=== Requirement ===
Could you repeat the records below exactly, leaving out any pictures?

=== Stored data ===
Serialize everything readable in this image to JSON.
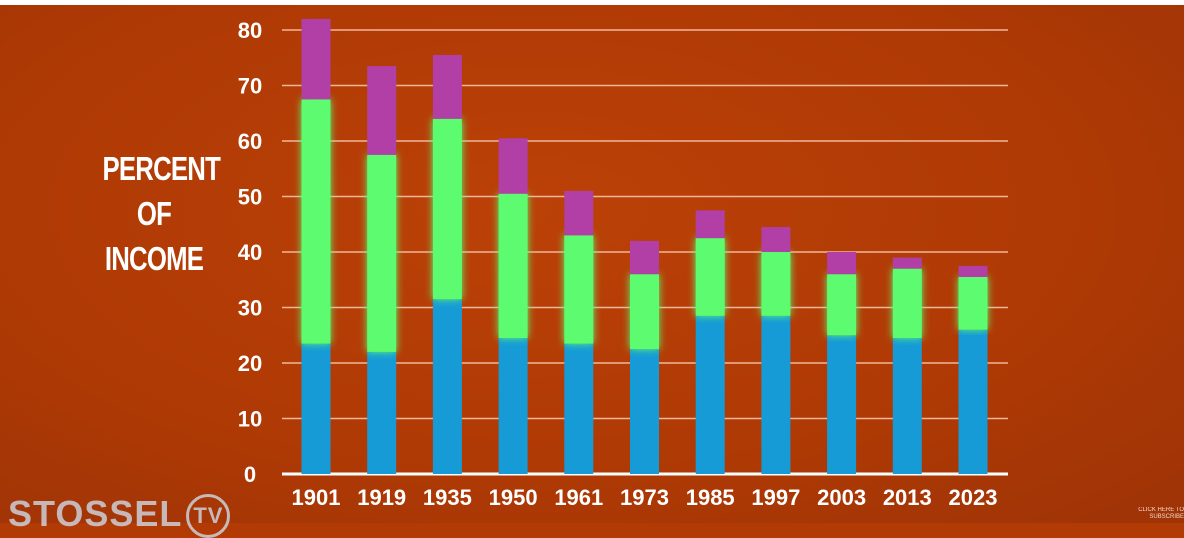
{
  "chart_data": {
    "type": "bar",
    "stacked": true,
    "ylabel_lines": [
      "PERCENT",
      "OF",
      "INCOME"
    ],
    "ylim": [
      0,
      80
    ],
    "yticks": [
      0,
      10,
      20,
      30,
      40,
      50,
      60,
      70,
      80
    ],
    "grid": true,
    "categories": [
      "1901",
      "1919",
      "1935",
      "1950",
      "1961",
      "1973",
      "1985",
      "1997",
      "2003",
      "2013",
      "2023"
    ],
    "series": [
      {
        "name": "blue segment",
        "color": "#169bd6",
        "values": [
          23.5,
          22,
          31.5,
          24.5,
          23.5,
          22.5,
          28.5,
          28.5,
          25,
          24.5,
          26
        ]
      },
      {
        "name": "green segment",
        "color": "#5dfc6f",
        "values": [
          44,
          35.5,
          32.5,
          26,
          19.5,
          13.5,
          14,
          11.5,
          11,
          12.5,
          9.5
        ]
      },
      {
        "name": "purple segment",
        "color": "#b13fa6",
        "values": [
          14.5,
          16,
          11.5,
          10,
          8,
          6,
          5,
          4.5,
          4,
          2,
          2
        ]
      }
    ]
  },
  "watermark": {
    "text": "STOSSEL",
    "badge": "TV"
  },
  "subscribe": {
    "line1": "CLICK HERE TO",
    "line2": "SUBSCRIBE"
  }
}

=== Correct response ===
Serialize everything readable in this image to JSON.
{
  "chart_data": {
    "type": "bar",
    "stacked": true,
    "ylabel_lines": [
      "PERCENT",
      "OF",
      "INCOME"
    ],
    "ylim": [
      0,
      80
    ],
    "yticks": [
      0,
      10,
      20,
      30,
      40,
      50,
      60,
      70,
      80
    ],
    "grid": true,
    "categories": [
      "1901",
      "1919",
      "1935",
      "1950",
      "1961",
      "1973",
      "1985",
      "1997",
      "2003",
      "2013",
      "2023"
    ],
    "series": [
      {
        "name": "blue segment",
        "color": "#169bd6",
        "values": [
          23.5,
          22,
          31.5,
          24.5,
          23.5,
          22.5,
          28.5,
          28.5,
          25,
          24.5,
          26
        ]
      },
      {
        "name": "green segment",
        "color": "#5dfc6f",
        "values": [
          44,
          35.5,
          32.5,
          26,
          19.5,
          13.5,
          14,
          11.5,
          11,
          12.5,
          9.5
        ]
      },
      {
        "name": "purple segment",
        "color": "#b13fa6",
        "values": [
          14.5,
          16,
          11.5,
          10,
          8,
          6,
          5,
          4.5,
          4,
          2,
          2
        ]
      }
    ]
  },
  "watermark": {
    "text": "STOSSEL",
    "badge": "TV"
  },
  "subscribe": {
    "line1": "CLICK HERE TO",
    "line2": "SUBSCRIBE"
  }
}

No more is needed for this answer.